» **Problem requirements**:
Can you rewrite the records starting at the beginning and ending at the line containing "150, 1082, 169]", swapping "toggle-label" for "switch-label" and leaving everything else unchanged?

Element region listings
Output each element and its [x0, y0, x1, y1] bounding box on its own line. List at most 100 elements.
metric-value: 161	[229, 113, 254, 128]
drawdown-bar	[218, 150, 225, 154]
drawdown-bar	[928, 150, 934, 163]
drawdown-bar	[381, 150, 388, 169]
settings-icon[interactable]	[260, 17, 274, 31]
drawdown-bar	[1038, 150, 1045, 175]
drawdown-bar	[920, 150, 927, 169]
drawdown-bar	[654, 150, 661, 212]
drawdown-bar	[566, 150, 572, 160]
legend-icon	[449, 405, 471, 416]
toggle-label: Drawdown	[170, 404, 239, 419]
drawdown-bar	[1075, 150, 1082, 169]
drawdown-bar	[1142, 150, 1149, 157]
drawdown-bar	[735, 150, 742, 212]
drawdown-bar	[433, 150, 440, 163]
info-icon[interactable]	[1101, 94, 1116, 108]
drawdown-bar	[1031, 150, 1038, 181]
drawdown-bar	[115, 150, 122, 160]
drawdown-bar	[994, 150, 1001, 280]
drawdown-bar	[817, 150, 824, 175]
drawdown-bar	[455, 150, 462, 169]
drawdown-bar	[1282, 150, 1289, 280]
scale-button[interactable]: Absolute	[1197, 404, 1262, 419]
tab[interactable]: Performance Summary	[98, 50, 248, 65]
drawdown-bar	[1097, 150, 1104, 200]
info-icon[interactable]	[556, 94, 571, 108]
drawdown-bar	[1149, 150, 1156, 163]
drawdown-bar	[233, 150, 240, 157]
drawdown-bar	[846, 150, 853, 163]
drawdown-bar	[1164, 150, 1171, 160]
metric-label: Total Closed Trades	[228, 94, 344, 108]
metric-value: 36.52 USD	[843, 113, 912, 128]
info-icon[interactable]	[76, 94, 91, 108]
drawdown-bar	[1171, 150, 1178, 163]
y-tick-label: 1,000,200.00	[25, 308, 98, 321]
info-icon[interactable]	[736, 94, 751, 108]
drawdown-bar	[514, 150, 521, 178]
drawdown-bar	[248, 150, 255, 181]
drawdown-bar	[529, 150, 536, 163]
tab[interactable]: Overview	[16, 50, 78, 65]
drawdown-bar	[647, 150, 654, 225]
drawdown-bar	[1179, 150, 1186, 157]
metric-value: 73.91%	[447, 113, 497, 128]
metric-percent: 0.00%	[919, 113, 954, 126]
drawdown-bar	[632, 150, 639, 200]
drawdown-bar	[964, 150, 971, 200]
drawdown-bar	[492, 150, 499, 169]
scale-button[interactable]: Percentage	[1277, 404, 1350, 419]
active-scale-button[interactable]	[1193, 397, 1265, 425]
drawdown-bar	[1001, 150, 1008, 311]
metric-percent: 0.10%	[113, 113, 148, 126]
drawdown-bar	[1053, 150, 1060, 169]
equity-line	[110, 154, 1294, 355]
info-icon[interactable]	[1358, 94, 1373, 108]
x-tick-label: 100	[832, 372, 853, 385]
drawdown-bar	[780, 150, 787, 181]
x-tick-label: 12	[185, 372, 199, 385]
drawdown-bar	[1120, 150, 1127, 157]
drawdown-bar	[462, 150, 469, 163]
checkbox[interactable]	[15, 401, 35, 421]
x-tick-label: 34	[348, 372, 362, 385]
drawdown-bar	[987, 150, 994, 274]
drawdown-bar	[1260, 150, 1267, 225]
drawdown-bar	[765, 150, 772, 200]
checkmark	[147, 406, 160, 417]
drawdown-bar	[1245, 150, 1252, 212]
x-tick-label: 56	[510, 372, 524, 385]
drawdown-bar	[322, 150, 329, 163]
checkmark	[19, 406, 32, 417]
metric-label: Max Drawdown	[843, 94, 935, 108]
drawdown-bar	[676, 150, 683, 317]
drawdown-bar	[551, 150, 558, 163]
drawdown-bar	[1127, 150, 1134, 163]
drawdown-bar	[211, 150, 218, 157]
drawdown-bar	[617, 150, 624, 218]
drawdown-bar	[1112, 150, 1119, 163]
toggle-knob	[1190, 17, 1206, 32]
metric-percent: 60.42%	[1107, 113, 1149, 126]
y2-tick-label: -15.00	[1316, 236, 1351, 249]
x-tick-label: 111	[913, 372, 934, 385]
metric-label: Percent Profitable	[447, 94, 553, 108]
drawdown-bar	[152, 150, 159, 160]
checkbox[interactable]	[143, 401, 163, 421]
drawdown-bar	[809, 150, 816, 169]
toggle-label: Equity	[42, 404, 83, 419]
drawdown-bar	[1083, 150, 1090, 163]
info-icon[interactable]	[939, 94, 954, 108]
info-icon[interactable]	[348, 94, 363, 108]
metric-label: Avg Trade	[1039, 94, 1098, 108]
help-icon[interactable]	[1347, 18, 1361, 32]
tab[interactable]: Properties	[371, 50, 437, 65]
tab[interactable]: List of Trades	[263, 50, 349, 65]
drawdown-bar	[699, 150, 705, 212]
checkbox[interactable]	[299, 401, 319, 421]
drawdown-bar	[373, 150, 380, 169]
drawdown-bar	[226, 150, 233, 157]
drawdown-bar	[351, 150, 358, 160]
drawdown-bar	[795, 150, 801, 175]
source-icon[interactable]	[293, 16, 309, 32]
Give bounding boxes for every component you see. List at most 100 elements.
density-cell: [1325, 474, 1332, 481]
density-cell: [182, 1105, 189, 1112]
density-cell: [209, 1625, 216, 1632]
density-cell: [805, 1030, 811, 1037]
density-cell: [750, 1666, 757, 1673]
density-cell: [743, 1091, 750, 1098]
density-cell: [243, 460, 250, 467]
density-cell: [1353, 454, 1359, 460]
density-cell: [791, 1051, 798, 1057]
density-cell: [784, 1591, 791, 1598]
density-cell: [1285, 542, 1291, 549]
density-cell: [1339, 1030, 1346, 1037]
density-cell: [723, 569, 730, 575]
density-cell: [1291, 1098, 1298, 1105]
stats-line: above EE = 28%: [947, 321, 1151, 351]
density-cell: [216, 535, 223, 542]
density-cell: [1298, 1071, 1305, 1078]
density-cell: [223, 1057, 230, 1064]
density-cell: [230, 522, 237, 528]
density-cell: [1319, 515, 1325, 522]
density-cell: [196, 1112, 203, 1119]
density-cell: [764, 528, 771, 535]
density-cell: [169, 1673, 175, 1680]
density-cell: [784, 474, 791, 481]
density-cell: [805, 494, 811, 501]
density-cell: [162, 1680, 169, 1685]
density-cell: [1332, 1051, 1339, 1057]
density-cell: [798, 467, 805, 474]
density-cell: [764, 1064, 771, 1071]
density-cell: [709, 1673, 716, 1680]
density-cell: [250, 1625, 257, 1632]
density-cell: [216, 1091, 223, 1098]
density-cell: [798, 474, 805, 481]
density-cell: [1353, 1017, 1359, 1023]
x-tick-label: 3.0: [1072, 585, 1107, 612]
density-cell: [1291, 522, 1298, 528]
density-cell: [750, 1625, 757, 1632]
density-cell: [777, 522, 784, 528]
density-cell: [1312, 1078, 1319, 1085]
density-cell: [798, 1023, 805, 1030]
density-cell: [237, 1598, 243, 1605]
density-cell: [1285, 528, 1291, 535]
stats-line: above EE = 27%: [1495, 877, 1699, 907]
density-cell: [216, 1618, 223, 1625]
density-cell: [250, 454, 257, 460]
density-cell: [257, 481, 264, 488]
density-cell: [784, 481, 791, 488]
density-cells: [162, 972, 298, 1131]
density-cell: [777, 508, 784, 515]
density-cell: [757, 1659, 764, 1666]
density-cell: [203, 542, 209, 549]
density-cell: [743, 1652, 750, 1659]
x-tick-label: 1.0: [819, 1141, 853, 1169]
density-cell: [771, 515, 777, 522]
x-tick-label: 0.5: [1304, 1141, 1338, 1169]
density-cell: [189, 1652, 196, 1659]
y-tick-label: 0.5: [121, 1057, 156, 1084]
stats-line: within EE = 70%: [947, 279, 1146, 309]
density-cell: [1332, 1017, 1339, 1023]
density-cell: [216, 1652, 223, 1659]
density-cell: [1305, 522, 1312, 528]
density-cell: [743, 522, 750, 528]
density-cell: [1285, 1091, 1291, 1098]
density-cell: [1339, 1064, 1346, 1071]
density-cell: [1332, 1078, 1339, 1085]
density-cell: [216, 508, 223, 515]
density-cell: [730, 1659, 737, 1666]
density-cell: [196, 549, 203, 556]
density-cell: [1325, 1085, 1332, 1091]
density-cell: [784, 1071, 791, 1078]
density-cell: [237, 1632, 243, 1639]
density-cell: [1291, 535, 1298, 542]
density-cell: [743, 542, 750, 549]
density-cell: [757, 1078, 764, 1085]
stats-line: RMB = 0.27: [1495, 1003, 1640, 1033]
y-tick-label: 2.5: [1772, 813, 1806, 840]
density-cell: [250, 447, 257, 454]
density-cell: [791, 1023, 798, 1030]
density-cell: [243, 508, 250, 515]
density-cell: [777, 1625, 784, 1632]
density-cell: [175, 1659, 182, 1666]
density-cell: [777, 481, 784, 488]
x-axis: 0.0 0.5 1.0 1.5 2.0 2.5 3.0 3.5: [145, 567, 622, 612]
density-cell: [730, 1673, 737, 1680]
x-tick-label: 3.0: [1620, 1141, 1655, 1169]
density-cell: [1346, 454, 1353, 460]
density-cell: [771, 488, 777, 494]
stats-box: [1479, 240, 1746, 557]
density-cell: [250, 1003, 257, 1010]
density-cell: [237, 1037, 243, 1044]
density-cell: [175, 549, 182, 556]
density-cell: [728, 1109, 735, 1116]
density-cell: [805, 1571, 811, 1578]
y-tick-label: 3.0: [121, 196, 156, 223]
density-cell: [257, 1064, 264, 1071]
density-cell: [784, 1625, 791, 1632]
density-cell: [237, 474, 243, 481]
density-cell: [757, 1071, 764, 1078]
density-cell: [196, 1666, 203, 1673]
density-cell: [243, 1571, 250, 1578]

» **Complete output**:
Output each element and its [x0, y0, x1, y1] bounding box on its own line. List at most 100 elements.
metric-value: 161	[229, 113, 254, 128]
drawdown-bar	[218, 150, 225, 154]
drawdown-bar	[928, 150, 934, 163]
drawdown-bar	[381, 150, 388, 169]
settings-icon[interactable]	[260, 17, 274, 31]
drawdown-bar	[1038, 150, 1045, 175]
drawdown-bar	[920, 150, 927, 169]
drawdown-bar	[654, 150, 661, 212]
drawdown-bar	[566, 150, 572, 160]
legend-icon	[449, 405, 471, 416]
switch-label: Drawdown	[170, 404, 239, 419]
drawdown-bar	[1075, 150, 1082, 169]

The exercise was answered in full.